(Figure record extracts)
################

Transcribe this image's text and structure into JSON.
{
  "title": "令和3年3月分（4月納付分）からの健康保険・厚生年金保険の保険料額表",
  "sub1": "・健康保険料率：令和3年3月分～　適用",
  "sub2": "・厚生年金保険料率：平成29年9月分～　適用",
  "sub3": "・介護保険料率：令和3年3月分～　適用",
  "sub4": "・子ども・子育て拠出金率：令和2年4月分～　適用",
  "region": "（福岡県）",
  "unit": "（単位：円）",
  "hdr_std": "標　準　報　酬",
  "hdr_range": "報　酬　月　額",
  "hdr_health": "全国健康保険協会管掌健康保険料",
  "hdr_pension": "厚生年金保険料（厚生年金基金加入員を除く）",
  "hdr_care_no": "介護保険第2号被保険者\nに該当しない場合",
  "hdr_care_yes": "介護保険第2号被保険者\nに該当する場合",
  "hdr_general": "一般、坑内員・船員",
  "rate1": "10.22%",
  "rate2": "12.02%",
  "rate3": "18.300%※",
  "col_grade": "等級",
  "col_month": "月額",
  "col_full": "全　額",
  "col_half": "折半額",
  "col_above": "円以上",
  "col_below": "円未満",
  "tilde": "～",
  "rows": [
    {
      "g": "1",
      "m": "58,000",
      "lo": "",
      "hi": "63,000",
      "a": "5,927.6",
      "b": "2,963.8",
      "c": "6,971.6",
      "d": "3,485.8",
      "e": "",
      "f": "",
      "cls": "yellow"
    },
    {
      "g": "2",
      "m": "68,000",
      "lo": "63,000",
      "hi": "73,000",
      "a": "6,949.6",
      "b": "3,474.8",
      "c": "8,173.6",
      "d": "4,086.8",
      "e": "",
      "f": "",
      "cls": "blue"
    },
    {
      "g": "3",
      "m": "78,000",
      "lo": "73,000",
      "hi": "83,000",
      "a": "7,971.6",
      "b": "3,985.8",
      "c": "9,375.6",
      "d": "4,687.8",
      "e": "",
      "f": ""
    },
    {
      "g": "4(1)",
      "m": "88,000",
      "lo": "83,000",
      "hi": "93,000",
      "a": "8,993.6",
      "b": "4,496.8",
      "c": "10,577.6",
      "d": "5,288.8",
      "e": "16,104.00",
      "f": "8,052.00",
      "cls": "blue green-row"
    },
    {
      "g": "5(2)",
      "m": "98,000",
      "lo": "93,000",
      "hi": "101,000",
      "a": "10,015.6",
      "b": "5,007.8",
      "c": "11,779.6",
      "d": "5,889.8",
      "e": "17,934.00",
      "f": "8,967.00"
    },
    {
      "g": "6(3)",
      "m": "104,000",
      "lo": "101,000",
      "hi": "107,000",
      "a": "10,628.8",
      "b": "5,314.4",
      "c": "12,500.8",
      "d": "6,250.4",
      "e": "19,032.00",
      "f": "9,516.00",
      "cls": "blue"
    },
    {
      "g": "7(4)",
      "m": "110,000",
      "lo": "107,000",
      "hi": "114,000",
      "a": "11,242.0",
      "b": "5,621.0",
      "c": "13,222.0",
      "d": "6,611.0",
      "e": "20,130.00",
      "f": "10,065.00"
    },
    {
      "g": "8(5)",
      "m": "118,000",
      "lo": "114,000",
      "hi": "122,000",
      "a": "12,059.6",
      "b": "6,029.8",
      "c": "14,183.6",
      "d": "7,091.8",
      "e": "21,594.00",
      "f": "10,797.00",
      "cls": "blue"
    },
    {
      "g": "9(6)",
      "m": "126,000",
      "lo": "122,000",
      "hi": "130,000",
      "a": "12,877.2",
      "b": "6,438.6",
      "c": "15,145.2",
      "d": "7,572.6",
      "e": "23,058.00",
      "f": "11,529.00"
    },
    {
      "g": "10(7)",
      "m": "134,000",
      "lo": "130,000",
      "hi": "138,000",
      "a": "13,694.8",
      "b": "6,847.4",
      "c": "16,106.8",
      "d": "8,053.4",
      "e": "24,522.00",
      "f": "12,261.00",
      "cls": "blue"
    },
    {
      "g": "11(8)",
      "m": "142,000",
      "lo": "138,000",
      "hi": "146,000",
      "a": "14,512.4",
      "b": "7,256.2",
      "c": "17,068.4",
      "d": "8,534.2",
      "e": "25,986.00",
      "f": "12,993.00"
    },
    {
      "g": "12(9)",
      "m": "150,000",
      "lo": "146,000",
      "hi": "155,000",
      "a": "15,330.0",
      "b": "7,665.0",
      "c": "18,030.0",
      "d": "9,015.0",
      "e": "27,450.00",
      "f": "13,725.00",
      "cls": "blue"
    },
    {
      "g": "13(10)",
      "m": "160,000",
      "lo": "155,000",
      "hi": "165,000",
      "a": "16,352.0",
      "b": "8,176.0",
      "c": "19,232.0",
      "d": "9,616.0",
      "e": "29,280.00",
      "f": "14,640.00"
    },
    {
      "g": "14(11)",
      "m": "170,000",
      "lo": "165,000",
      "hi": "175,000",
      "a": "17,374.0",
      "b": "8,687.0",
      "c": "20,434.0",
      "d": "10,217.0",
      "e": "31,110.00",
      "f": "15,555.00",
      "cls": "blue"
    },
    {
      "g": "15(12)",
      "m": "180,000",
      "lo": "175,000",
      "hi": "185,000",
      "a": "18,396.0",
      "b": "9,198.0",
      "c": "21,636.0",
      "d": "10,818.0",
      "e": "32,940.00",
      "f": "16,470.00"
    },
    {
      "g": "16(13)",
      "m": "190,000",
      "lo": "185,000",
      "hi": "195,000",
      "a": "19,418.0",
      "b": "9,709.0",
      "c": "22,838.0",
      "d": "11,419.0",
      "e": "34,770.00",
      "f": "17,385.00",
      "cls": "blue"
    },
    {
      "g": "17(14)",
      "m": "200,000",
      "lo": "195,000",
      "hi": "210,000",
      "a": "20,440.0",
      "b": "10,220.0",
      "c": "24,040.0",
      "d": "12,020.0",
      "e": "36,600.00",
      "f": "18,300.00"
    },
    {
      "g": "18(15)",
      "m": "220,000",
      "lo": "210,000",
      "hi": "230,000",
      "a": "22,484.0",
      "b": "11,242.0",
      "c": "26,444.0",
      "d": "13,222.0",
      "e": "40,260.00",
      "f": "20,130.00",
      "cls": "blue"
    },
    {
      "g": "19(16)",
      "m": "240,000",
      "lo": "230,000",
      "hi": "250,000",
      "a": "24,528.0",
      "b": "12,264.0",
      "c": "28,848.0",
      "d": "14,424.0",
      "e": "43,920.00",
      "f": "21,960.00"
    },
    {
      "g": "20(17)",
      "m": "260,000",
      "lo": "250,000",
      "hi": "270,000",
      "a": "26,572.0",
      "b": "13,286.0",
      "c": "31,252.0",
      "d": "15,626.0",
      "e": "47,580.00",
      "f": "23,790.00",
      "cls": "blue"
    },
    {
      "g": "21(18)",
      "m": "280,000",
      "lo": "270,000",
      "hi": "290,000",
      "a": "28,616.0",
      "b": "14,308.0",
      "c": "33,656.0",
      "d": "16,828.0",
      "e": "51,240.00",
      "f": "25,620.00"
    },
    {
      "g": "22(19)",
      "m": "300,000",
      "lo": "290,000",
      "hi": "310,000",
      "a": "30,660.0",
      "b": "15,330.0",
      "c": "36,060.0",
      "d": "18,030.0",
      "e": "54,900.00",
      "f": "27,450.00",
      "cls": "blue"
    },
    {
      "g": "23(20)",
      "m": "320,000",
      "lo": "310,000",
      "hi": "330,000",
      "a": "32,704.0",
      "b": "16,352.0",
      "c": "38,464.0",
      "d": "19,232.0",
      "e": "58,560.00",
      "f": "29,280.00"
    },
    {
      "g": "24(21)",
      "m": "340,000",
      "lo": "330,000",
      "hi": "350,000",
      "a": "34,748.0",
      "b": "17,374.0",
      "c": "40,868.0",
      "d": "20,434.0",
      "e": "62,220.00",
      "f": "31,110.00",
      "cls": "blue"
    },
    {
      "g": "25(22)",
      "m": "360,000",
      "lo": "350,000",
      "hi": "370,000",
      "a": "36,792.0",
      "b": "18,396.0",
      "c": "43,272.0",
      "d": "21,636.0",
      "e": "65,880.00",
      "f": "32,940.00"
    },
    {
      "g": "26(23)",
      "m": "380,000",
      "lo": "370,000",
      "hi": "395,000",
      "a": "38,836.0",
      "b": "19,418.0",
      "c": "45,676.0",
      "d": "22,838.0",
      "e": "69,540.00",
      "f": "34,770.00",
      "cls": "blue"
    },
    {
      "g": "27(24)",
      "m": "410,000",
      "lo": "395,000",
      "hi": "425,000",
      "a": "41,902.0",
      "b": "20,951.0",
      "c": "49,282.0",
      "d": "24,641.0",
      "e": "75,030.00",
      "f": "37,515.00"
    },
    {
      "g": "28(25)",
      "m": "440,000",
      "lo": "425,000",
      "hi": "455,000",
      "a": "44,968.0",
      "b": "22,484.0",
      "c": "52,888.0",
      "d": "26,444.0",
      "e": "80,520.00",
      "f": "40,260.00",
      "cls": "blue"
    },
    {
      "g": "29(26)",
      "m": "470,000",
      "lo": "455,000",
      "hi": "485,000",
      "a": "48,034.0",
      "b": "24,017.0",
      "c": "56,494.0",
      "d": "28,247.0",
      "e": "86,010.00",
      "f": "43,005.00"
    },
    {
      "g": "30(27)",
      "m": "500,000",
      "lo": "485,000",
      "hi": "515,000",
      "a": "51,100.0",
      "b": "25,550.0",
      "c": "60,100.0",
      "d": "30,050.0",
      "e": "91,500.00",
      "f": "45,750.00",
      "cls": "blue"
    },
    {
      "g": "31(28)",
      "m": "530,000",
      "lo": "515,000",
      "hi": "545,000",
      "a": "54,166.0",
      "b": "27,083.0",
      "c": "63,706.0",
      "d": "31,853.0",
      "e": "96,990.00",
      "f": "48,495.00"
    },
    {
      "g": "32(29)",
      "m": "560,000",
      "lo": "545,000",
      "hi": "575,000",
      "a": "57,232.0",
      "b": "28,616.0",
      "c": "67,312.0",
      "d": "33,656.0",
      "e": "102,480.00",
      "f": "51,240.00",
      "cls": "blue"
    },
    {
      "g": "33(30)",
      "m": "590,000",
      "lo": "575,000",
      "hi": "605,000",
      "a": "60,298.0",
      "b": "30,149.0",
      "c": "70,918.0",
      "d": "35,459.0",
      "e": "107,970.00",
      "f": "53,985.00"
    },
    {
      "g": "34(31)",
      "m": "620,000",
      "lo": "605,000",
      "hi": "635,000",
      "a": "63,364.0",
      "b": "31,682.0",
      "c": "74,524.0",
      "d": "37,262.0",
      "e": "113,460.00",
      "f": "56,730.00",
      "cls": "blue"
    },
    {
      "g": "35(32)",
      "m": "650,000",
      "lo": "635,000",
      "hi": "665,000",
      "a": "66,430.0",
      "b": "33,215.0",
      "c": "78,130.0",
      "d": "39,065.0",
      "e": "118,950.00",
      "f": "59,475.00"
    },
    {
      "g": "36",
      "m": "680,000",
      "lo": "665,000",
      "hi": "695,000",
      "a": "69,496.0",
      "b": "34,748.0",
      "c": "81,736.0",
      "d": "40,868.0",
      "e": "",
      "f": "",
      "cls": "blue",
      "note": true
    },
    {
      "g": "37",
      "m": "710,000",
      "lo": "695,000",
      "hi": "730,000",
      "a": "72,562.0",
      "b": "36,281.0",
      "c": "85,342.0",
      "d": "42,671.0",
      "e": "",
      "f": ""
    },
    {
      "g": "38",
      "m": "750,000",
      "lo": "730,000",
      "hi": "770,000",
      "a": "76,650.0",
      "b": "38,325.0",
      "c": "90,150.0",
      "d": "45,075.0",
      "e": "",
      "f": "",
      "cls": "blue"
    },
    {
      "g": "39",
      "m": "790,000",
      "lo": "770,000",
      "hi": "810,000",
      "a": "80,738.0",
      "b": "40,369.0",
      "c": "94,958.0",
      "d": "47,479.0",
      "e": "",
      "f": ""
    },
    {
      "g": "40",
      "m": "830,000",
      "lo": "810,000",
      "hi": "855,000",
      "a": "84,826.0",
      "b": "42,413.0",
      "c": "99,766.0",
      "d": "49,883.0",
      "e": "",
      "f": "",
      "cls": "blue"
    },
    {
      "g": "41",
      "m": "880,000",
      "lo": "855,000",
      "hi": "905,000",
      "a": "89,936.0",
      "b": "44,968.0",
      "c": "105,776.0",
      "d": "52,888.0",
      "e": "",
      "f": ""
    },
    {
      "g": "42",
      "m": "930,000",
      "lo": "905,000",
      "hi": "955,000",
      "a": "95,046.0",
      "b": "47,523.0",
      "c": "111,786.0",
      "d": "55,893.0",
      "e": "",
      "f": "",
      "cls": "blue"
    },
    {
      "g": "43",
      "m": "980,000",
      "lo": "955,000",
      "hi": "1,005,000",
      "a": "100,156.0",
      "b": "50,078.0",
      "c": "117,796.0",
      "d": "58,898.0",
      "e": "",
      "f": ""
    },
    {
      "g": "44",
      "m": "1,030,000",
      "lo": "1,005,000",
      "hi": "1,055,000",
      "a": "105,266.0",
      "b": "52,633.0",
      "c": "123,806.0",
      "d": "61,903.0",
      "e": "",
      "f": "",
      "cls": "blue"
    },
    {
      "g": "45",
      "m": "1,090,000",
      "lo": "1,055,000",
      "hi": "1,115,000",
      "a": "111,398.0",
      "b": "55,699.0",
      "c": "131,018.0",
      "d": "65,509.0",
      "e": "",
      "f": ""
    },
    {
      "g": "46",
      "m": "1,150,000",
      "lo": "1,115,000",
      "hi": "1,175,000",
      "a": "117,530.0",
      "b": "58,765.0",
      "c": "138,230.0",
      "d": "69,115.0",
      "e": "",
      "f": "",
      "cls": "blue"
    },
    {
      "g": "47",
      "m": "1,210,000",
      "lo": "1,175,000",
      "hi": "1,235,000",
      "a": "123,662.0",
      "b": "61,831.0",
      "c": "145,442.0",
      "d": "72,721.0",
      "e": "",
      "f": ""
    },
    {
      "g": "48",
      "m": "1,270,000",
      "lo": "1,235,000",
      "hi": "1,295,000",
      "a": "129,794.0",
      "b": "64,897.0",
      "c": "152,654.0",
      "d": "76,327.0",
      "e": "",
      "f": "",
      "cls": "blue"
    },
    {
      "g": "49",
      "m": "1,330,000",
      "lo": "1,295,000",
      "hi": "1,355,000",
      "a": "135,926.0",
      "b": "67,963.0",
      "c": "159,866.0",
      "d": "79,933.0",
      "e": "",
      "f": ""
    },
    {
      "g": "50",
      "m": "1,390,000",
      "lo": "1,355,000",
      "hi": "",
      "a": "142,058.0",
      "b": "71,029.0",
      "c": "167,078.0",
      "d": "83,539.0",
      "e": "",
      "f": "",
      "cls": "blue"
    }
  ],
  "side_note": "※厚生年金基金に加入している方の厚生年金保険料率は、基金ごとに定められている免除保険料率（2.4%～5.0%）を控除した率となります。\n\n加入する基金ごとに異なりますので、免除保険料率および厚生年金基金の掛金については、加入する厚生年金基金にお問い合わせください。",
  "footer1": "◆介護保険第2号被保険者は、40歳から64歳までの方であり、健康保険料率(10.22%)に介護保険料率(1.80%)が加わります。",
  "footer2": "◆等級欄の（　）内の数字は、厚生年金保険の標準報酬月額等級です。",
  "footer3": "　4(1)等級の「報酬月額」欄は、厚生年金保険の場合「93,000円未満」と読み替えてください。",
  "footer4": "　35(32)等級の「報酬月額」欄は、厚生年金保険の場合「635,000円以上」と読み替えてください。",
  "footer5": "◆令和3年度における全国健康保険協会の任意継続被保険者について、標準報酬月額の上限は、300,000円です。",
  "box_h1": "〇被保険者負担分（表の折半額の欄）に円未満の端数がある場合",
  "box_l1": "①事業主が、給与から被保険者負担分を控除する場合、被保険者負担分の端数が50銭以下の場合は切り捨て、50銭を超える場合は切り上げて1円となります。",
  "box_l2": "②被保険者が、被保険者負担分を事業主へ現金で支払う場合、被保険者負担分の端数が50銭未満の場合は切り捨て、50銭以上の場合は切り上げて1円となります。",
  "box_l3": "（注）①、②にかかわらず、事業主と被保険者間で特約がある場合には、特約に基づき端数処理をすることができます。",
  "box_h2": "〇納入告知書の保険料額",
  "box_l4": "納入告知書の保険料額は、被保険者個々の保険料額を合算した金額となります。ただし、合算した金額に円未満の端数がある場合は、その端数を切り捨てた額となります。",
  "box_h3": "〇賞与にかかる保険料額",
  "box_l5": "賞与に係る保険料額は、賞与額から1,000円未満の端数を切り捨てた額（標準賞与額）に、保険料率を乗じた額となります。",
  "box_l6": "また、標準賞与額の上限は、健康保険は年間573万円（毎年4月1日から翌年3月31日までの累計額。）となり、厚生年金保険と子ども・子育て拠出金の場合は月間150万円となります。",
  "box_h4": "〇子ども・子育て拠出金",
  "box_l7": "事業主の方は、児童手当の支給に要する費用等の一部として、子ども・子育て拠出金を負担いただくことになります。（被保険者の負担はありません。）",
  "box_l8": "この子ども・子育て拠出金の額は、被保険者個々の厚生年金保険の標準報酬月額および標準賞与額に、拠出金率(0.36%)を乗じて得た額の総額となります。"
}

################

What you should do —
Filter lines by "厚生年金保険の場合" and return each hit.

Finished exercise —
  "footer3": "　4(1)等級の「報酬月額」欄は、厚生年金保険の場合「93,000円未満」と読み替えてください。",
  "footer4": "　35(32)等級の「報酬月額」欄は、厚生年金保険の場合「635,000円以上」と読み替えてください。",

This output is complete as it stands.